To do: With the images removed, repeat the data below exactly.

(Dataset records)
↓↓↓
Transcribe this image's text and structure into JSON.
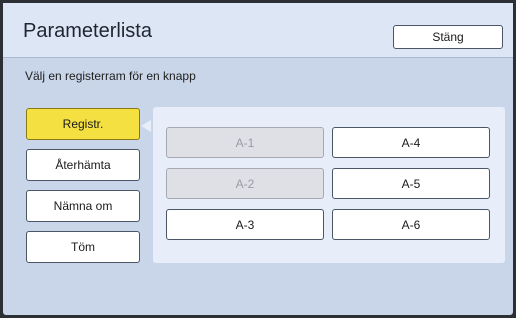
{
  "window": {
    "title": "Parameterlista",
    "close_label": "Stäng"
  },
  "instruction": "Välj en registerram för en knapp",
  "actions": {
    "register_label": "Registr.",
    "recall_label": "Återhämta",
    "rename_label": "Nämna om",
    "clear_label": "Töm",
    "active": "register"
  },
  "slots": [
    {
      "label": "A-1",
      "enabled": false
    },
    {
      "label": "A-2",
      "enabled": false
    },
    {
      "label": "A-3",
      "enabled": true
    },
    {
      "label": "A-4",
      "enabled": true
    },
    {
      "label": "A-5",
      "enabled": true
    },
    {
      "label": "A-6",
      "enabled": true
    }
  ],
  "colors": {
    "active_button": "#f4e041",
    "background": "#c9d6ea",
    "panel": "#e7eef9"
  }
}
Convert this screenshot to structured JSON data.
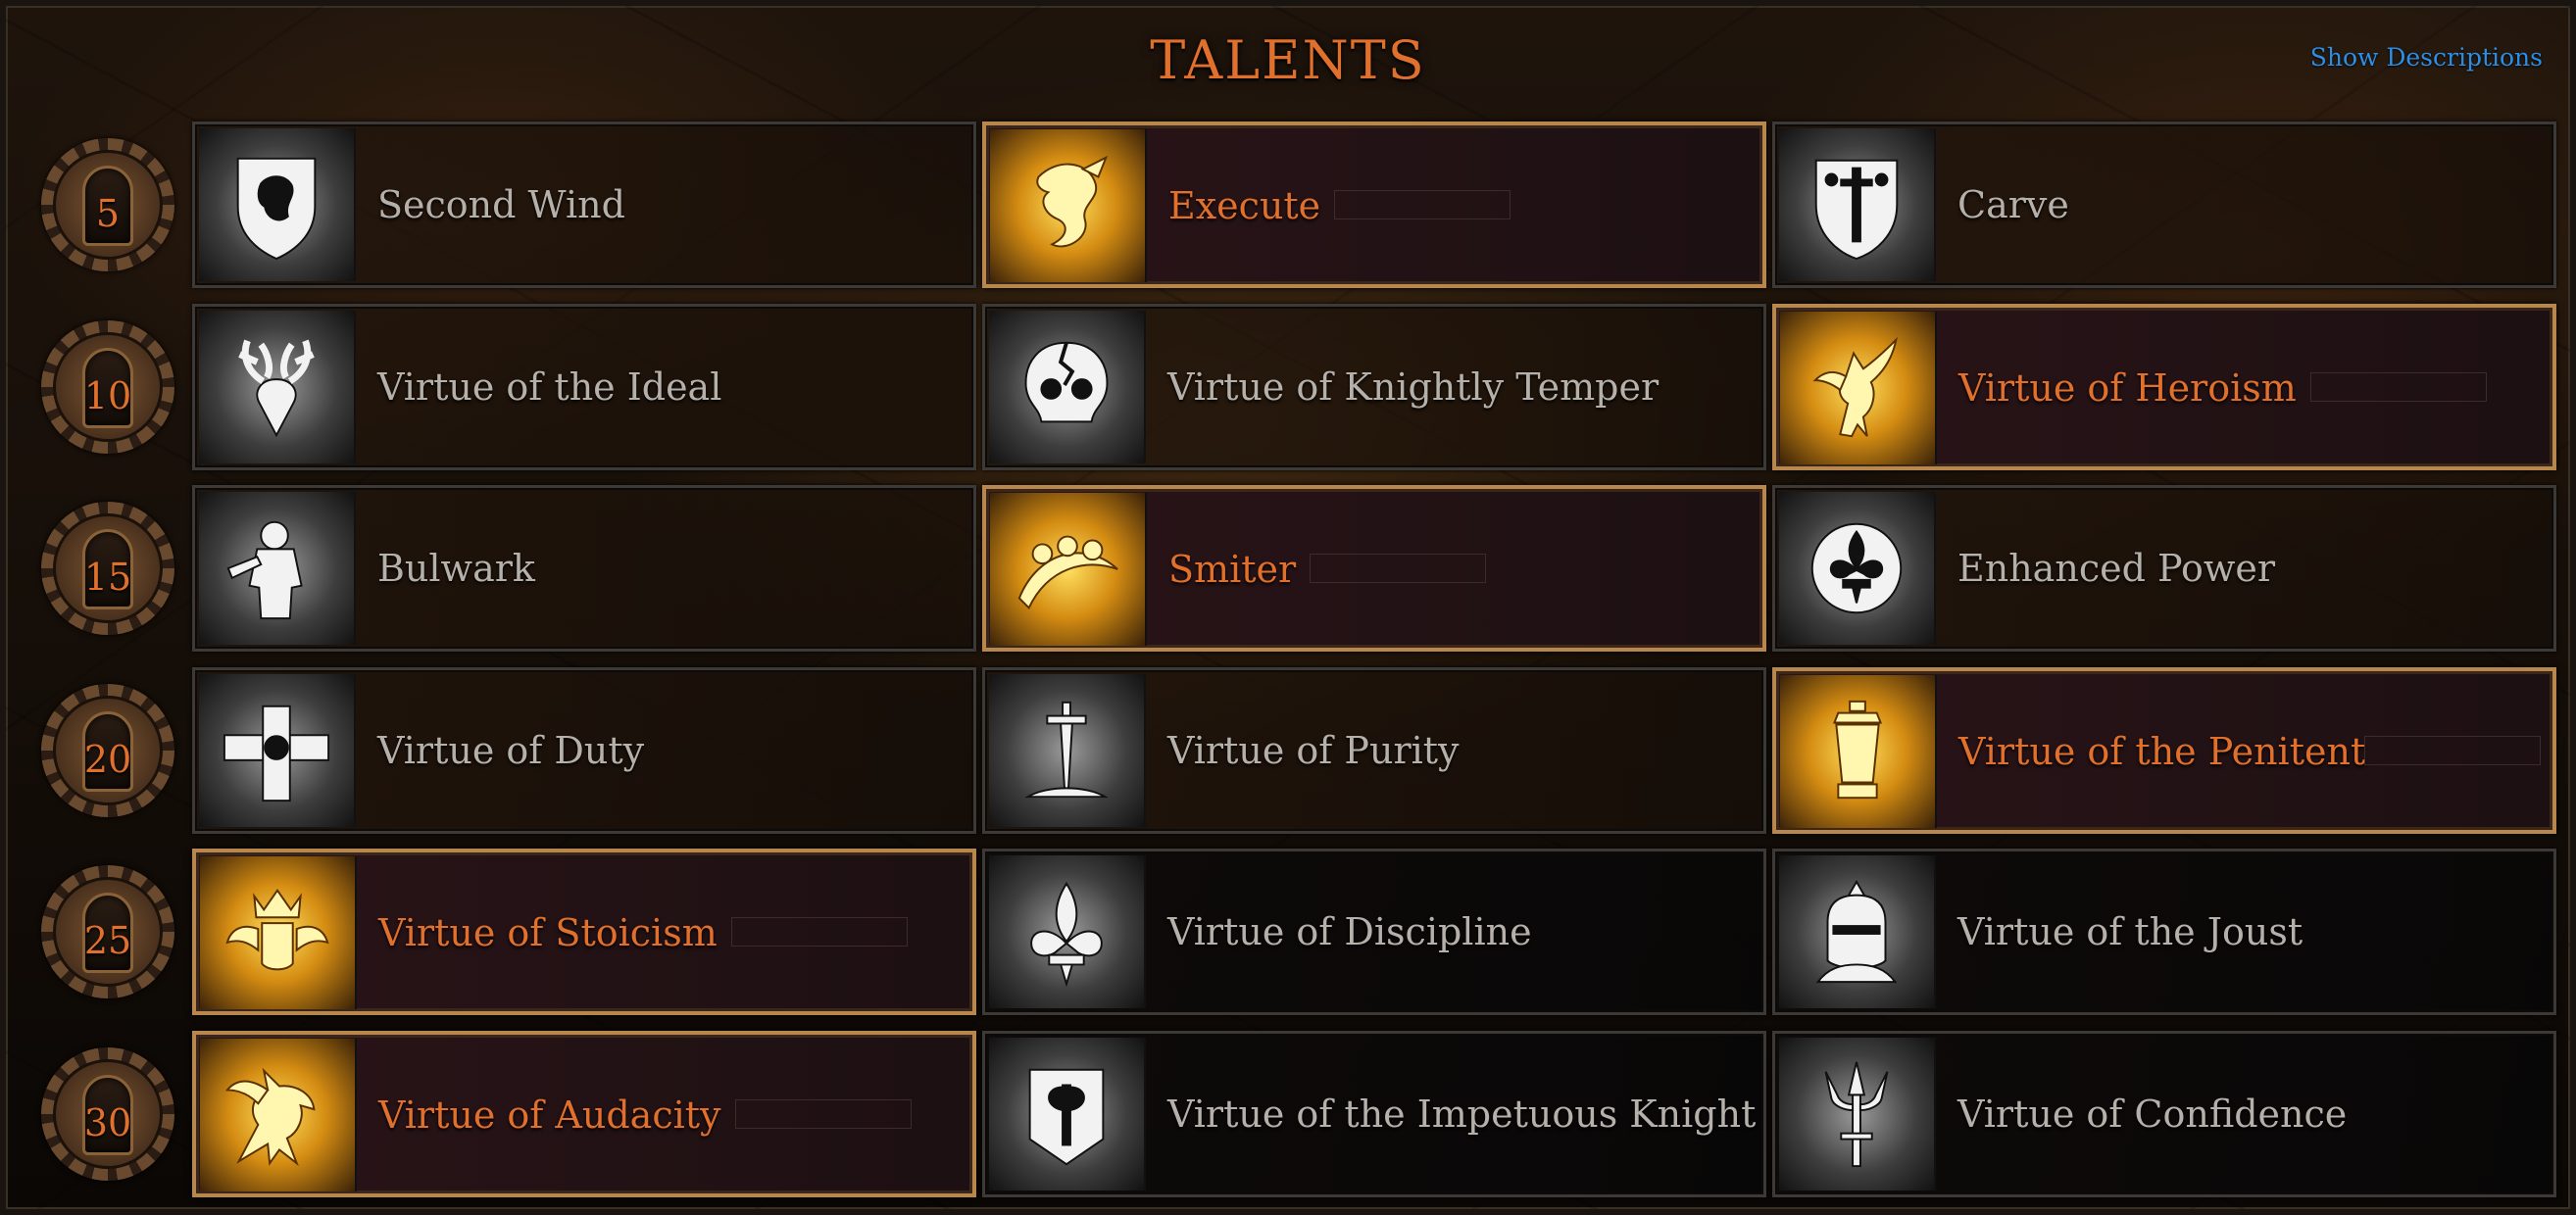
↑↑↑
Expected answer:
Transcribe this image's text and structure into JSON.
{
  "window": {
    "title": "Parameterlista",
    "close_label": "Stäng"
  },
  "instruction": "Välj en registerram för en knapp",
  "actions": {
    "register_label": "Registr.",
    "recall_label": "Återhämta",
    "rename_label": "Nämna om",
    "clear_label": "Töm",
    "active": "register"
  },
  "slots": [
    {
      "label": "A-1",
      "enabled": false
    },
    {
      "label": "A-2",
      "enabled": false
    },
    {
      "label": "A-3",
      "enabled": true
    },
    {
      "label": "A-4",
      "enabled": true
    },
    {
      "label": "A-5",
      "enabled": true
    },
    {
      "label": "A-6",
      "enabled": true
    }
  ],
  "colors": {
    "active_button": "#f4e041",
    "background": "#c9d6ea",
    "panel": "#e7eef9"
  }
}
Convert this screenshot to structured JSON data.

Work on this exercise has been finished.